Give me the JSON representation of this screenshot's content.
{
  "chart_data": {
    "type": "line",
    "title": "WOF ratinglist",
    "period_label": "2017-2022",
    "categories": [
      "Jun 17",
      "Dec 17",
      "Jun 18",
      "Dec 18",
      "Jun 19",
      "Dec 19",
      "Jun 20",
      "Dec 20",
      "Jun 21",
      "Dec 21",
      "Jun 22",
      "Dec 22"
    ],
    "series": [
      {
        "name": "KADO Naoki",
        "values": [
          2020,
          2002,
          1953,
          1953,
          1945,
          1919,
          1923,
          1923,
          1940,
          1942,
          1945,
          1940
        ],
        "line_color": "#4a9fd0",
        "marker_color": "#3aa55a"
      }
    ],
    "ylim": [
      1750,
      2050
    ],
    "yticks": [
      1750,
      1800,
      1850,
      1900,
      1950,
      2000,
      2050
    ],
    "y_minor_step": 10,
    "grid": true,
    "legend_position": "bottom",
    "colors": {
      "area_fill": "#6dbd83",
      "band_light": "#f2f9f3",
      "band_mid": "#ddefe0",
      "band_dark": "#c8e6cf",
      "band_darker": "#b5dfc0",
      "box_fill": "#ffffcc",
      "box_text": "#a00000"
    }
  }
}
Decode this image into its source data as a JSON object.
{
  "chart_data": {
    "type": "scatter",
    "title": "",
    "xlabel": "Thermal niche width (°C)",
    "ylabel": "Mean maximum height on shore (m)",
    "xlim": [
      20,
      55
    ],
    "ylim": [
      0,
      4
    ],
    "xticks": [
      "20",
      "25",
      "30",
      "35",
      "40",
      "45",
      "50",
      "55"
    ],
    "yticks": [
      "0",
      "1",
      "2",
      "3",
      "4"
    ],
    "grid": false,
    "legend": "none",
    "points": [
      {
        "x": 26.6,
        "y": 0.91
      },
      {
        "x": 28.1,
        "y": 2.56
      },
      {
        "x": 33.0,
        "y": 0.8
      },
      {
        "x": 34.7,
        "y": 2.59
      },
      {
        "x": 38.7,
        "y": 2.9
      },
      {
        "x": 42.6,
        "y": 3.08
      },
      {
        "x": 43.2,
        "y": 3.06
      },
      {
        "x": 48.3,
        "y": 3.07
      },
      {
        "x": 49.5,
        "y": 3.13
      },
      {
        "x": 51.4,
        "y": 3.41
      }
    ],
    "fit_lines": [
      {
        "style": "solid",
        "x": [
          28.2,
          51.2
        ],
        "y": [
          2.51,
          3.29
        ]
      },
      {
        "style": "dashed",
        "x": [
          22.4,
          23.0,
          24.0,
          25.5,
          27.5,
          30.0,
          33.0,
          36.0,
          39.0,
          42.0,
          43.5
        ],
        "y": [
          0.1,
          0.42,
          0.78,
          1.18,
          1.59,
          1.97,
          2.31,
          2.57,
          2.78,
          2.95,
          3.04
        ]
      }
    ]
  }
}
- - -
Problem details: Copy out each record exactly as given, omitting none.

Worked answer:
Give me the JSON representation of this screenshot's content.
{
  "chart_data": {
    "type": "line",
    "title": "WOF ratinglist",
    "period_label": "2017-2022",
    "categories": [
      "Jun 17",
      "Dec 17",
      "Jun 18",
      "Dec 18",
      "Jun 19",
      "Dec 19",
      "Jun 20",
      "Dec 20",
      "Jun 21",
      "Dec 21",
      "Jun 22",
      "Dec 22"
    ],
    "series": [
      {
        "name": "KADO Naoki",
        "values": [
          2020,
          2002,
          1953,
          1953,
          1945,
          1919,
          1923,
          1923,
          1940,
          1942,
          1945,
          1940
        ],
        "line_color": "#4a9fd0",
        "marker_color": "#3aa55a"
      }
    ],
    "ylim": [
      1750,
      2050
    ],
    "yticks": [
      1750,
      1800,
      1850,
      1900,
      1950,
      2000,
      2050
    ],
    "y_minor_step": 10,
    "grid": true,
    "legend_position": "bottom",
    "colors": {
      "area_fill": "#6dbd83",
      "band_light": "#f2f9f3",
      "band_mid": "#ddefe0",
      "band_dark": "#c8e6cf",
      "band_darker": "#b5dfc0",
      "box_fill": "#ffffcc",
      "box_text": "#a00000"
    }
  }
}
Decode this image into its source data as a JSON object.
{
  "chart_data": {
    "type": "scatter",
    "title": "",
    "xlabel": "Thermal niche width (°C)",
    "ylabel": "Mean maximum height on shore (m)",
    "xlim": [
      20,
      55
    ],
    "ylim": [
      0,
      4
    ],
    "xticks": [
      "20",
      "25",
      "30",
      "35",
      "40",
      "45",
      "50",
      "55"
    ],
    "yticks": [
      "0",
      "1",
      "2",
      "3",
      "4"
    ],
    "grid": false,
    "legend": "none",
    "points": [
      {
        "x": 26.6,
        "y": 0.91
      },
      {
        "x": 28.1,
        "y": 2.56
      },
      {
        "x": 33.0,
        "y": 0.8
      },
      {
        "x": 34.7,
        "y": 2.59
      },
      {
        "x": 38.7,
        "y": 2.9
      },
      {
        "x": 42.6,
        "y": 3.08
      },
      {
        "x": 43.2,
        "y": 3.06
      },
      {
        "x": 48.3,
        "y": 3.07
      },
      {
        "x": 49.5,
        "y": 3.13
      },
      {
        "x": 51.4,
        "y": 3.41
      }
    ],
    "fit_lines": [
      {
        "style": "solid",
        "x": [
          28.2,
          51.2
        ],
        "y": [
          2.51,
          3.29
        ]
      },
      {
        "style": "dashed",
        "x": [
          22.4,
          23.0,
          24.0,
          25.5,
          27.5,
          30.0,
          33.0,
          36.0,
          39.0,
          42.0,
          43.5
        ],
        "y": [
          0.1,
          0.42,
          0.78,
          1.18,
          1.59,
          1.97,
          2.31,
          2.57,
          2.78,
          2.95,
          3.04
        ]
      }
    ]
  }
}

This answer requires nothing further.